#### [TASK SET]
1. According to the lock-free algorithms thread, who has also given talks on lock-free queues?
2. Reproduce the lock-free algorithms thread from "Fedor Pikus has" up to and including "they really do?", swapping "great" for "excellent".

Lockfree Algorithms (2010)

chrsig · on Sept 22, 2022

Fedor Pikus has given a number of great talks on the subject at cppcon over the years

some links, in no particular order:

CppCon 2017: Fedor Pikus “C++ atomics, from basic to advanced. What do they really do?

https://www.youtube.com/watch?v=ZQFzMfHIxng

CppCon 2016: Fedor Pikus “The speed of concurrency (is lock-free faster?)"

https://www.youtube.com/watch?v=9hJkWwHDDxs

CppCon 2015: Fedor Pikus PART 1 “Live Lock-Free or Deadlock (Practical Lock-free Programming)"

https://www.youtube.com/watch?v=lVBvHbJsg5Y

CppCon 2015: Fedor Pikus PART 2 “Live Lock-Free or Deadlock (Practical Lock-free Programming)”

https://www.youtube.com/watch?v=1obZeHnAwz4

CppCon 2017: Fedor Pikus “Read, Copy, Update, then what? RCU for non-kernel programmers”

https://www.youtube.com/watch?v=rxQ5K9lo034

Tony Van Eerd has also given some talks on lock free queues, I'll leave it as an exercise to the reader to search youtube :)

shultays · on Sept 22, 2022

Isn't the very first example error prone? The one under Wait-freedom

https://www.1024cores.net/home/lock-free-algorithms/introduc...

#### [STORED DATA]
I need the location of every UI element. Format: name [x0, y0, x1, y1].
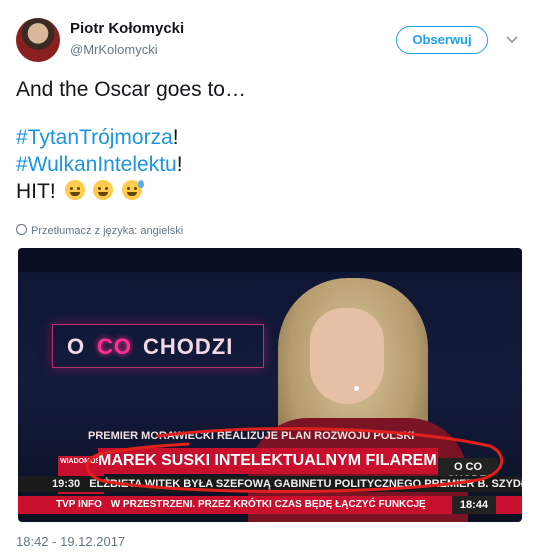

#### [ANSWERS TO THE EXERCISE]
1. Tony Van Eerd

2.
Fedor Pikus has given a number of excellent talks on the subject at cppcon over the years

some links, in no particular order:

CppCon 2017: Fedor Pikus “C++ atomics, from basic to advanced. What do they really do?